Work to do: Find the lines that contain the word "тебе" and copy each one.

Raw records:

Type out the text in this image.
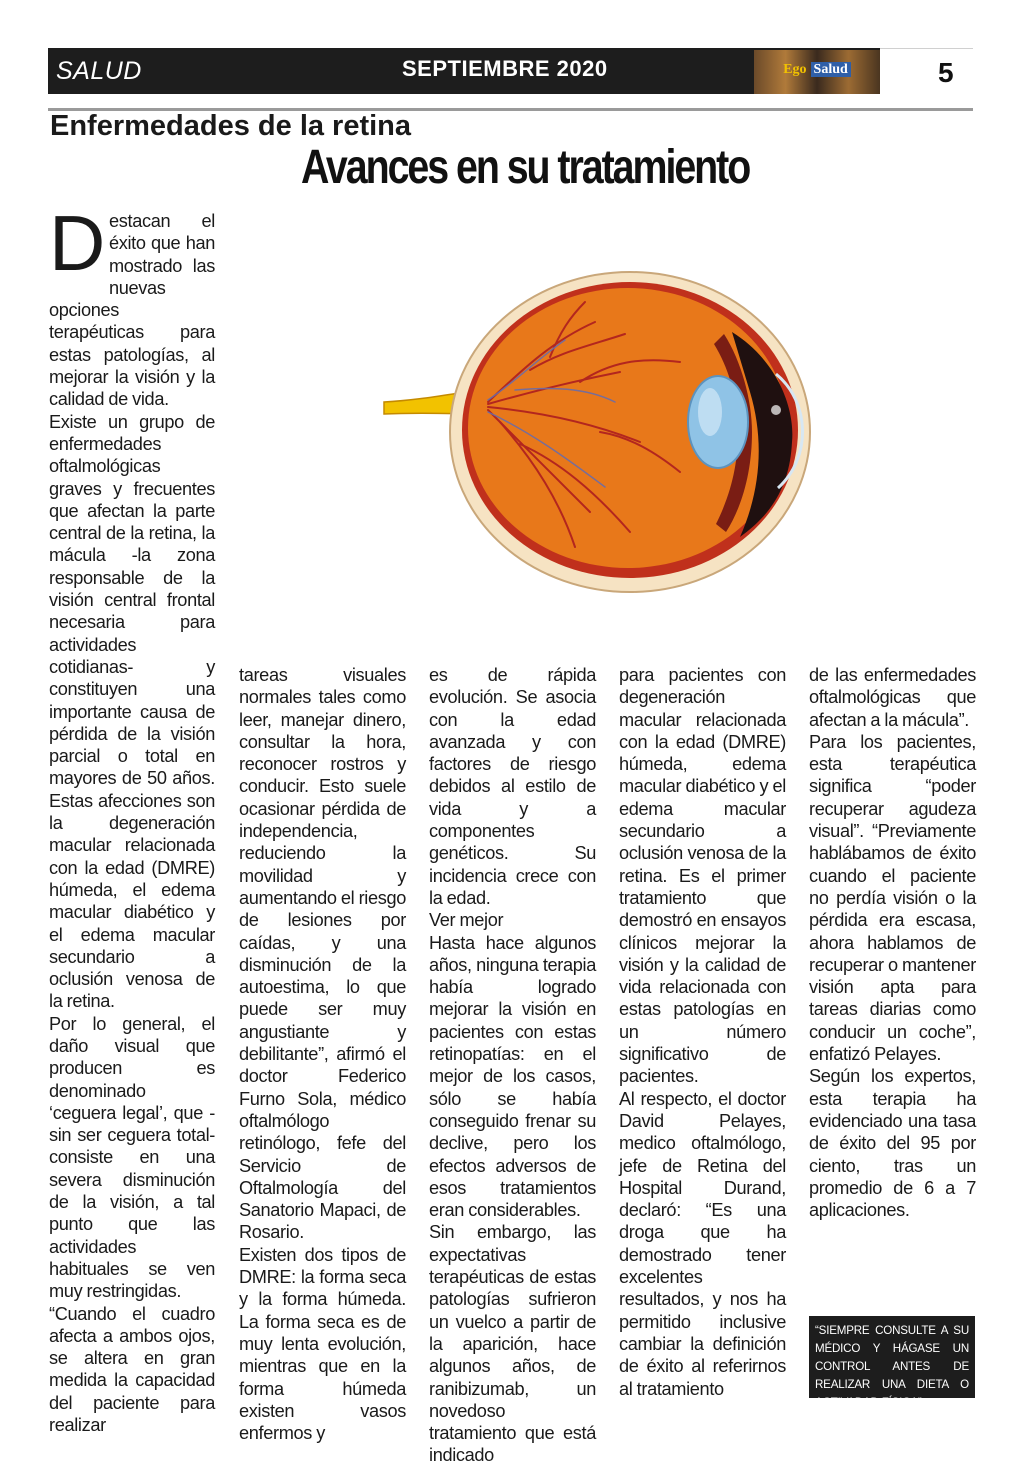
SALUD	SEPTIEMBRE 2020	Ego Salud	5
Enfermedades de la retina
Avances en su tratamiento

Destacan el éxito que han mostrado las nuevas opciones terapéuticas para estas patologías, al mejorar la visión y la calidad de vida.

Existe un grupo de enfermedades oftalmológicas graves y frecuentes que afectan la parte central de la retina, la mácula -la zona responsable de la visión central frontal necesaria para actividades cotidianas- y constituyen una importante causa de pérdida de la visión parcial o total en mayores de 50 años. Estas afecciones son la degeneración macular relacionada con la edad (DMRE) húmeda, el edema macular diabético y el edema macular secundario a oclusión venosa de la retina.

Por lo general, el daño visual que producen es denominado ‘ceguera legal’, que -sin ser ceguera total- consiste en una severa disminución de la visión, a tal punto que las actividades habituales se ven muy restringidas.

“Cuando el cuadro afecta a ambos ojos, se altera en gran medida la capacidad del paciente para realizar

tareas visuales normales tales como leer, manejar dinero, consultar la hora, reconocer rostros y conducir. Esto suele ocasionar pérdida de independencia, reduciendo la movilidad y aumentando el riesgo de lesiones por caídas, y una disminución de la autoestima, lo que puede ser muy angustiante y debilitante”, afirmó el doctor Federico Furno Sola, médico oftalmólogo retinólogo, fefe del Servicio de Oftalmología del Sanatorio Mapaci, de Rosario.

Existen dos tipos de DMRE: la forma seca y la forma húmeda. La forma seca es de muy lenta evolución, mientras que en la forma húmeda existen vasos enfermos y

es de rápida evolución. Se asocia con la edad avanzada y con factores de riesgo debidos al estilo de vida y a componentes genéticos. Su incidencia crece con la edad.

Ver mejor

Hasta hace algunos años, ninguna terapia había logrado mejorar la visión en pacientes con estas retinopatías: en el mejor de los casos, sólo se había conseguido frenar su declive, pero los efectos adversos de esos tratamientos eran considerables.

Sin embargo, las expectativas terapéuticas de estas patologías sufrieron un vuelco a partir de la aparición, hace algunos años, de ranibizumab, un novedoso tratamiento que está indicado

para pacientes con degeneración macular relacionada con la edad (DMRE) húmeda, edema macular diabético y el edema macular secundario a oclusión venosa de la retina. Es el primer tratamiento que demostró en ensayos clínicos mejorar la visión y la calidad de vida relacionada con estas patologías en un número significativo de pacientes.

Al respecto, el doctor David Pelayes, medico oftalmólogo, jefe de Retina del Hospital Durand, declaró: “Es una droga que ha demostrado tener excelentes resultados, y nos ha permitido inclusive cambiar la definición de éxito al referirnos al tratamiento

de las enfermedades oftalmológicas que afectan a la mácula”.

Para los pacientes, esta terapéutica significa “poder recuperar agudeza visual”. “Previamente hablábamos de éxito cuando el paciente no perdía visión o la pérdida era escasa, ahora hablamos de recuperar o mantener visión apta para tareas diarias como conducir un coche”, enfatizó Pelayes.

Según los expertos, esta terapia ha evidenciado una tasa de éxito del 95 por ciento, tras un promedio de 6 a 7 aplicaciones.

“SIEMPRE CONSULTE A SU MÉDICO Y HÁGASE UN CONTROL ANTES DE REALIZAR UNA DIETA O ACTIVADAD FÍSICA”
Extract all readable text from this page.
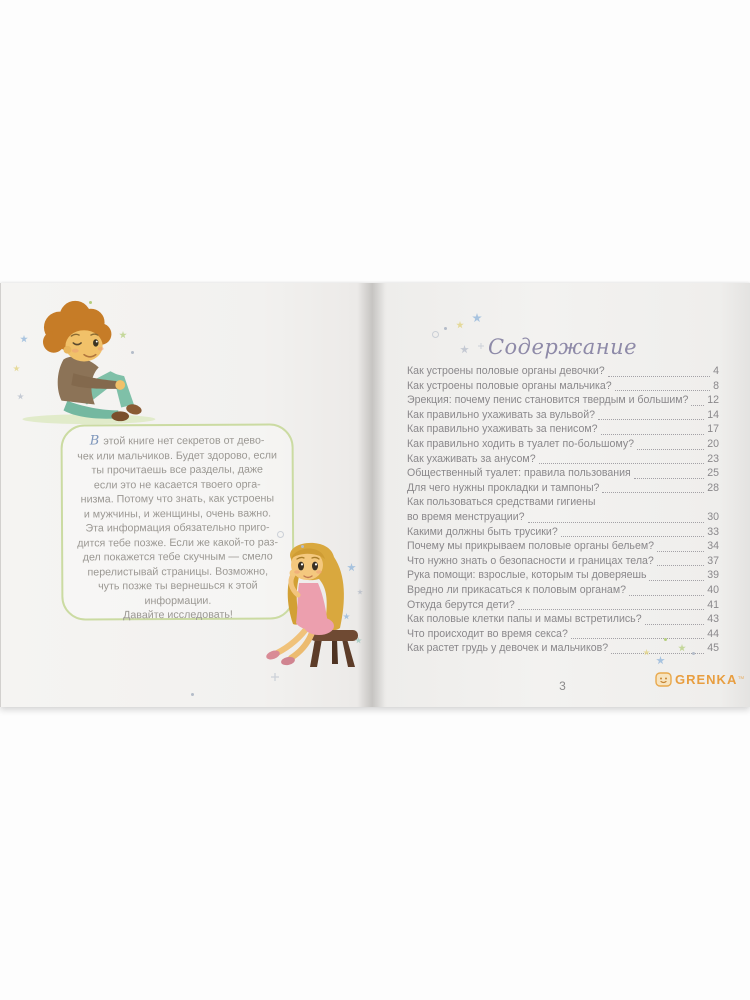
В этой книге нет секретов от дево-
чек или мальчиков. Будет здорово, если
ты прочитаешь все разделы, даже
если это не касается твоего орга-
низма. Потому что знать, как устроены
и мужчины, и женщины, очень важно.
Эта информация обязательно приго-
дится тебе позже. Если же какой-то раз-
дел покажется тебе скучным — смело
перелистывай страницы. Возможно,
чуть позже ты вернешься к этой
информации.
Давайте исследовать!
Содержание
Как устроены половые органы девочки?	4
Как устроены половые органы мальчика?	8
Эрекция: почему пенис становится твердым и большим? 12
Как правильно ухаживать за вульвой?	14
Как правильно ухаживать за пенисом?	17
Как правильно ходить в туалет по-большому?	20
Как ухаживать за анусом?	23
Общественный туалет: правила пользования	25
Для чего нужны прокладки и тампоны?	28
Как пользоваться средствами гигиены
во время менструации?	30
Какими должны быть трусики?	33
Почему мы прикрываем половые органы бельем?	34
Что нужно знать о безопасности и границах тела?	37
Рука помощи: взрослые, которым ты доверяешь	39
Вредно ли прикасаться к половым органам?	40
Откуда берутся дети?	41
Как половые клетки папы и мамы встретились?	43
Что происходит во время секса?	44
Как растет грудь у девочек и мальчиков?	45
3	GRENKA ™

Worked answer:
дится тебе позже. Если же какой-то раз-
дел покажется тебе скучным — смело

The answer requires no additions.